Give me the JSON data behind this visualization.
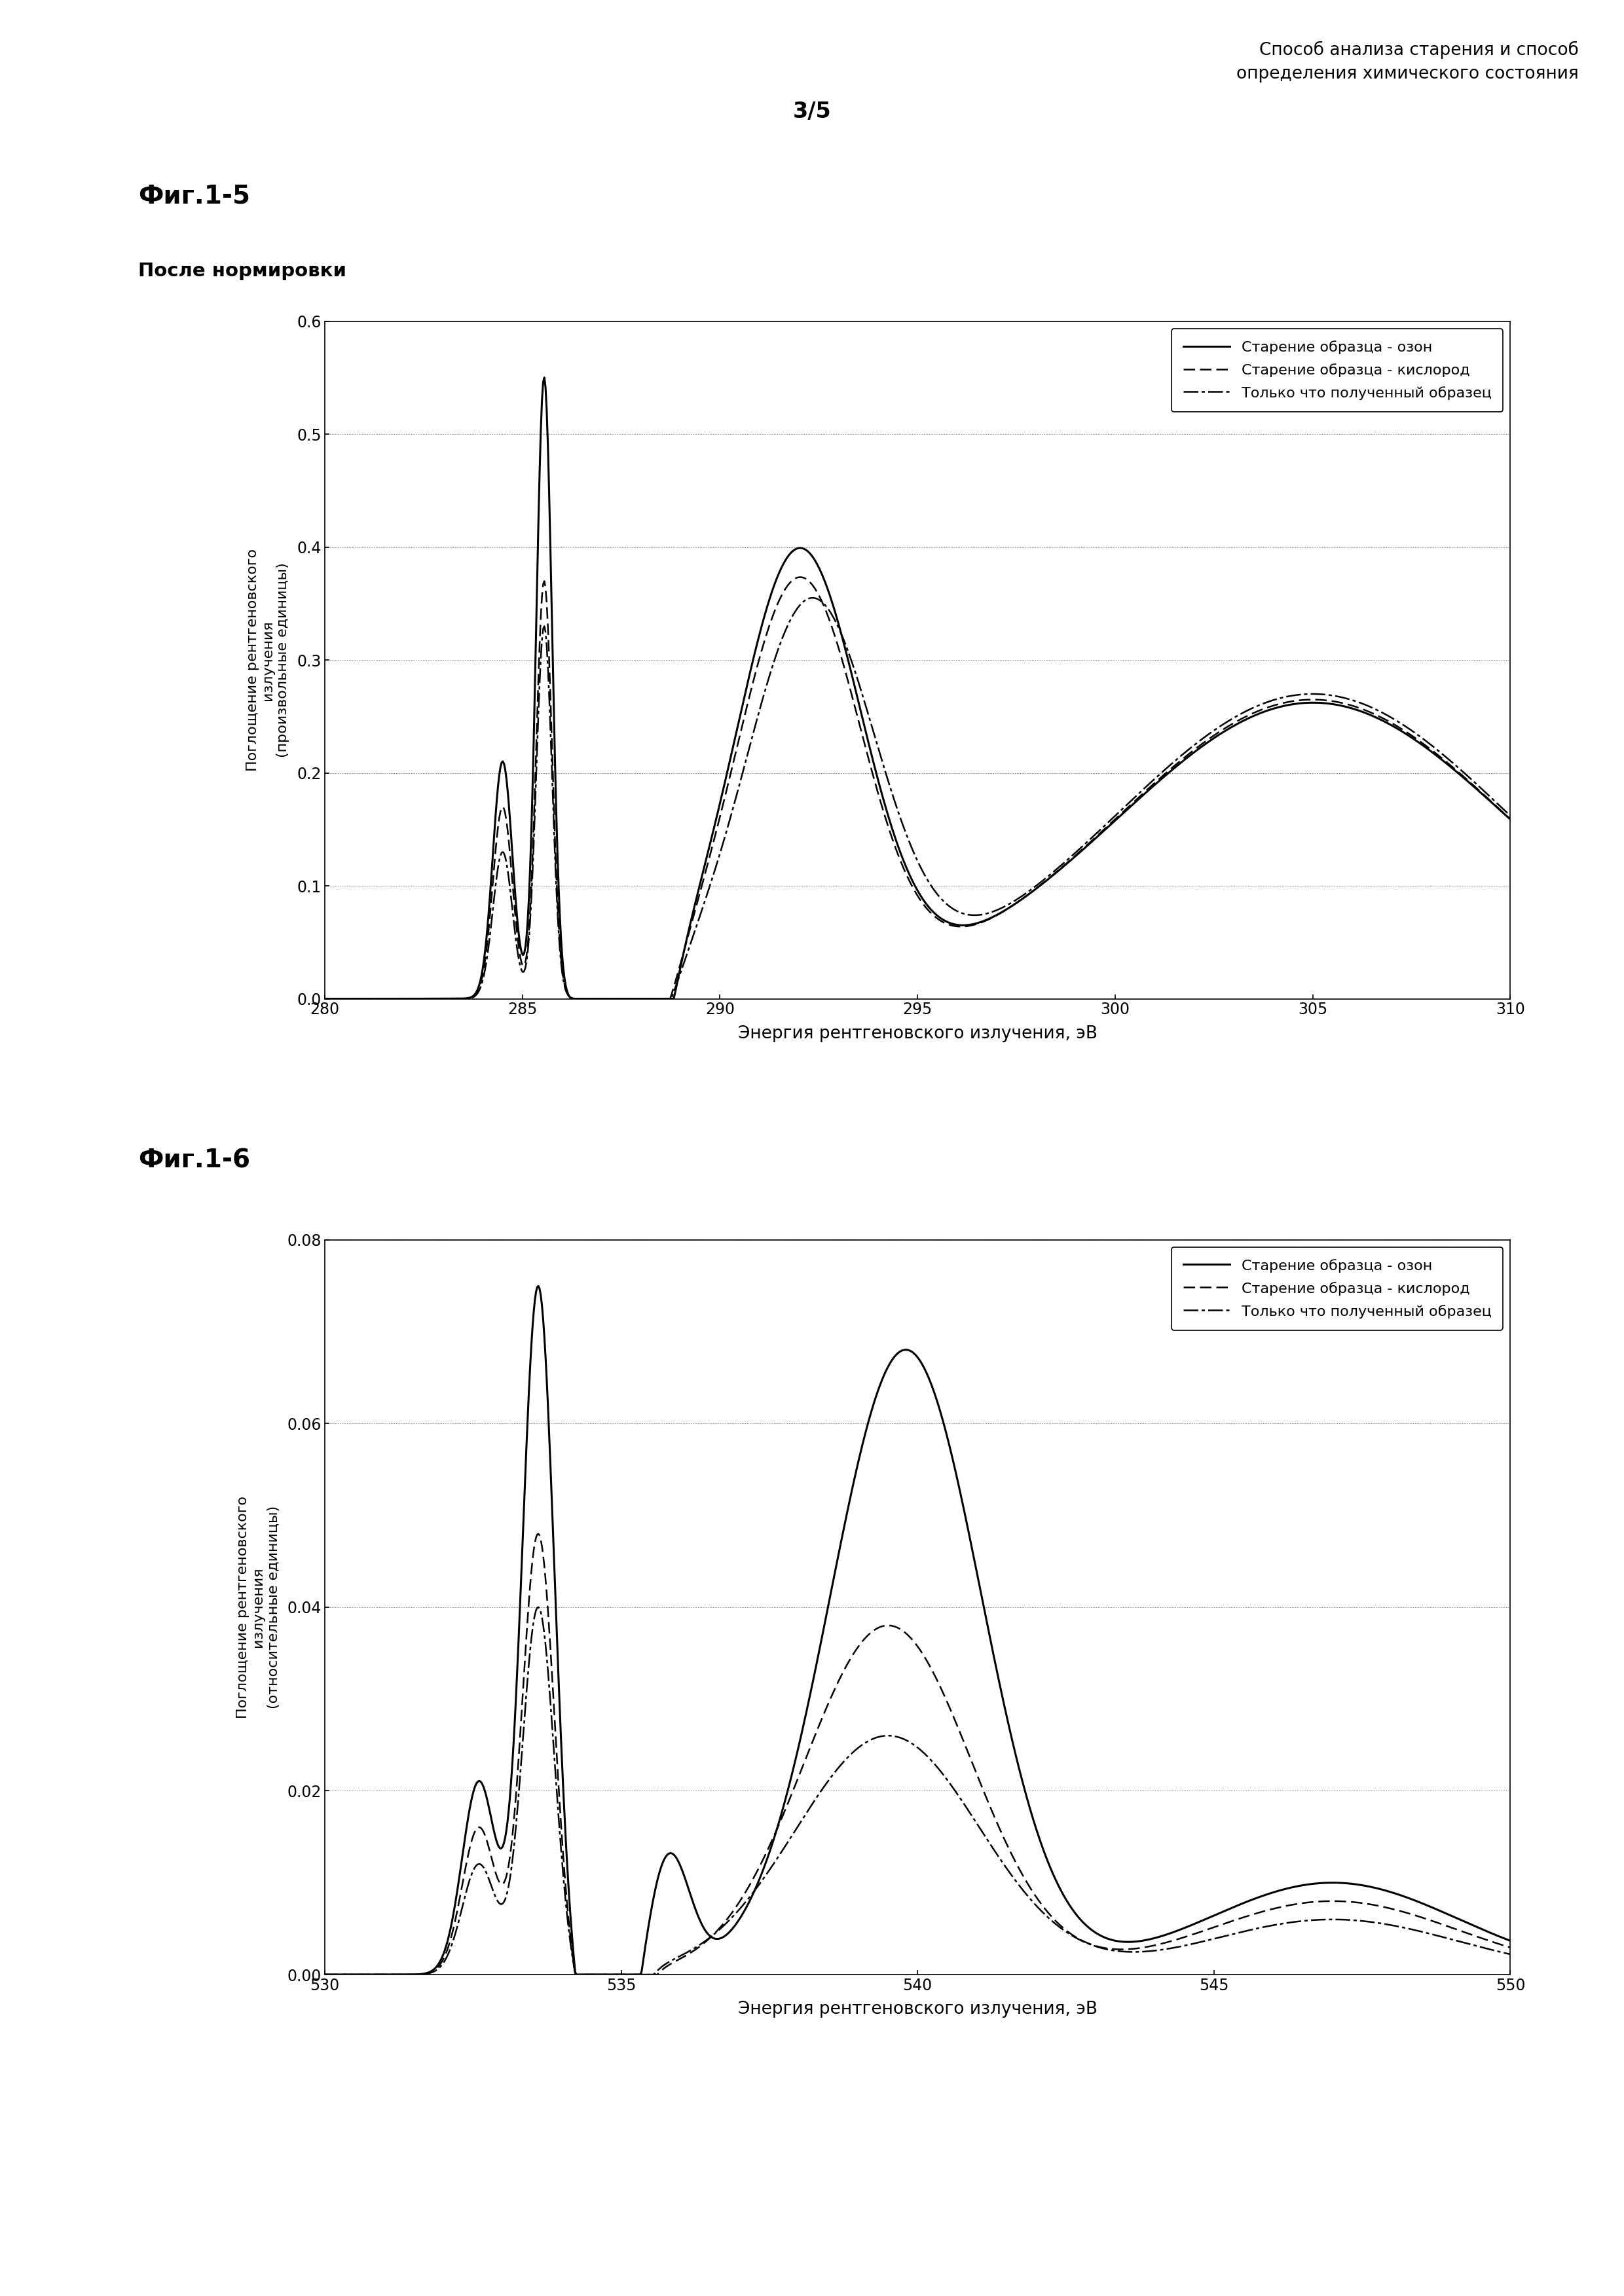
{
  "header_line1": "Способ анализа старения и способ",
  "header_line2": "определения химического состояния",
  "page_number": "3/5",
  "fig1_title": "Фиг.1-5",
  "fig1_subtitle": "После нормировки",
  "fig1_xlabel": "Энергия рентгеновского излучения, эВ",
  "fig1_ylabel": "Поглощение рентгеновского\nизлучения\n(произвольные единицы)",
  "fig1_xlim": [
    280,
    310
  ],
  "fig1_ylim": [
    0,
    0.6
  ],
  "fig1_xticks": [
    280,
    285,
    290,
    295,
    300,
    305,
    310
  ],
  "fig1_yticks": [
    0,
    0.1,
    0.2,
    0.3,
    0.4,
    0.5,
    0.6
  ],
  "fig2_title": "Фиг.1-6",
  "fig2_xlabel": "Энергия рентгеновского излучения, эВ",
  "fig2_ylabel": "Поглощение рентгеновского\nизлучения\n(относительные единицы)",
  "fig2_xlim": [
    530,
    550
  ],
  "fig2_ylim": [
    0,
    0.08
  ],
  "fig2_xticks": [
    530,
    535,
    540,
    545,
    550
  ],
  "fig2_yticks": [
    0,
    0.02,
    0.04,
    0.06,
    0.08
  ],
  "legend_ozone": "Старение образца - озон",
  "legend_oxygen": "Старение образца - кислород",
  "legend_fresh": "Только что полученный образец",
  "background_color": "#ffffff",
  "text_color": "#000000"
}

━━━━━━━━━━━━━━━━

All of the data needs repeating exactly, but the pictures do not.

Give me the JSON data behind this visualization.
{
  "header_line1": "Способ анализа старения и способ",
  "header_line2": "определения химического состояния",
  "page_number": "3/5",
  "fig1_title": "Фиг.1-5",
  "fig1_subtitle": "После нормировки",
  "fig1_xlabel": "Энергия рентгеновского излучения, эВ",
  "fig1_ylabel": "Поглощение рентгеновского\nизлучения\n(произвольные единицы)",
  "fig1_xlim": [
    280,
    310
  ],
  "fig1_ylim": [
    0,
    0.6
  ],
  "fig1_xticks": [
    280,
    285,
    290,
    295,
    300,
    305,
    310
  ],
  "fig1_yticks": [
    0,
    0.1,
    0.2,
    0.3,
    0.4,
    0.5,
    0.6
  ],
  "fig2_title": "Фиг.1-6",
  "fig2_xlabel": "Энергия рентгеновского излучения, эВ",
  "fig2_ylabel": "Поглощение рентгеновского\nизлучения\n(относительные единицы)",
  "fig2_xlim": [
    530,
    550
  ],
  "fig2_ylim": [
    0,
    0.08
  ],
  "fig2_xticks": [
    530,
    535,
    540,
    545,
    550
  ],
  "fig2_yticks": [
    0,
    0.02,
    0.04,
    0.06,
    0.08
  ],
  "legend_ozone": "Старение образца - озон",
  "legend_oxygen": "Старение образца - кислород",
  "legend_fresh": "Только что полученный образец",
  "background_color": "#ffffff",
  "text_color": "#000000"
}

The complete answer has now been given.